Copy all lines holding the word "that" from the entries.
[Start RECORDS FOR PROCESSING]
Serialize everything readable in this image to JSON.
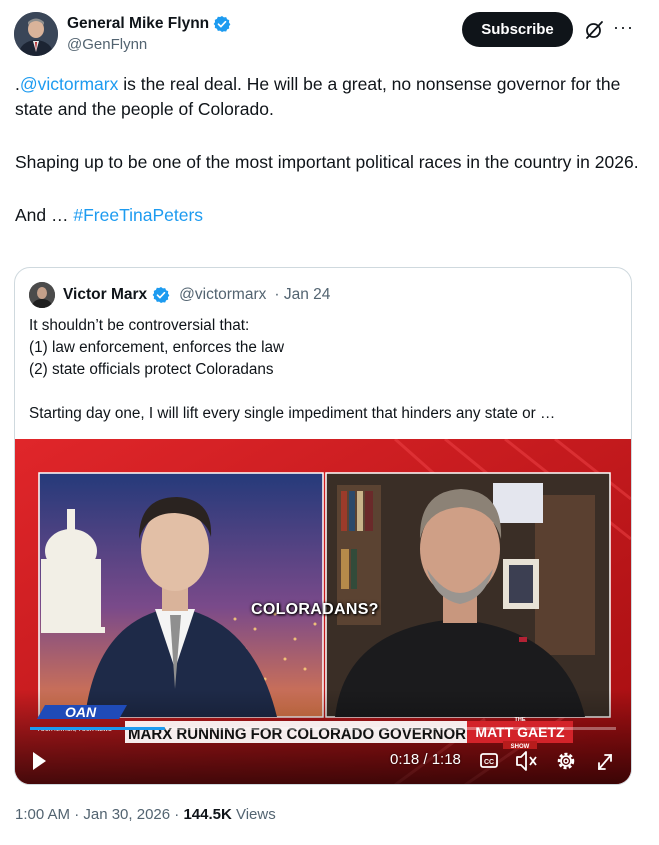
{
  "author": {
    "name": "General Mike Flynn",
    "handle": "@GenFlynn"
  },
  "actions": {
    "subscribe_label": "Subscribe",
    "more_icon": "···"
  },
  "tweet": {
    "line1_prefix": ".",
    "mention": "@victormarx",
    "line1_rest": " is the real deal. He will be a great, no nonsense governor for the state and the people of Colorado.",
    "para2": "Shaping up to be one of the most important political races in the country in 2026.",
    "para3_prefix": "And … ",
    "hashtag": "#FreeTinaPeters"
  },
  "quote": {
    "name": "Victor Marx",
    "handle": "@victormarx",
    "date": "· Jan 24",
    "lines": [
      "It shouldn’t be controversial that:",
      "(1)  law enforcement, enforces the law",
      "(2) state officials protect Coloradans",
      "Starting day one, I will lift every single impediment that hinders any state or …"
    ]
  },
  "video": {
    "caption": "COLORADANS?",
    "network": "OAN",
    "network_tagline": "YOUR NATION, YOUR NEWS",
    "chyron": "MARX RUNNING FOR COLORADO GOVERNOR",
    "show_small": "THE",
    "show_name": "MATT GAETZ",
    "show_tag": "SHOW",
    "time": "0:18 / 1:18",
    "cc_label": "CC",
    "progress": 0.23
  },
  "meta": {
    "time": "1:00 AM · Jan 30, 2026 · ",
    "views_count": "144.5K",
    "views_label": " Views"
  },
  "colors": {
    "accent": "#1d9bf0",
    "text": "#0f1419",
    "muted": "#536471",
    "border": "#cfd9de",
    "video_red": "#c8181b"
  }
}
[End RECORDS FOR PROCESSING]
◆ RESULT ◆
      "It shouldn’t be controversial that:",
      "Starting day one, I will lift every single impediment that hinders any state or …"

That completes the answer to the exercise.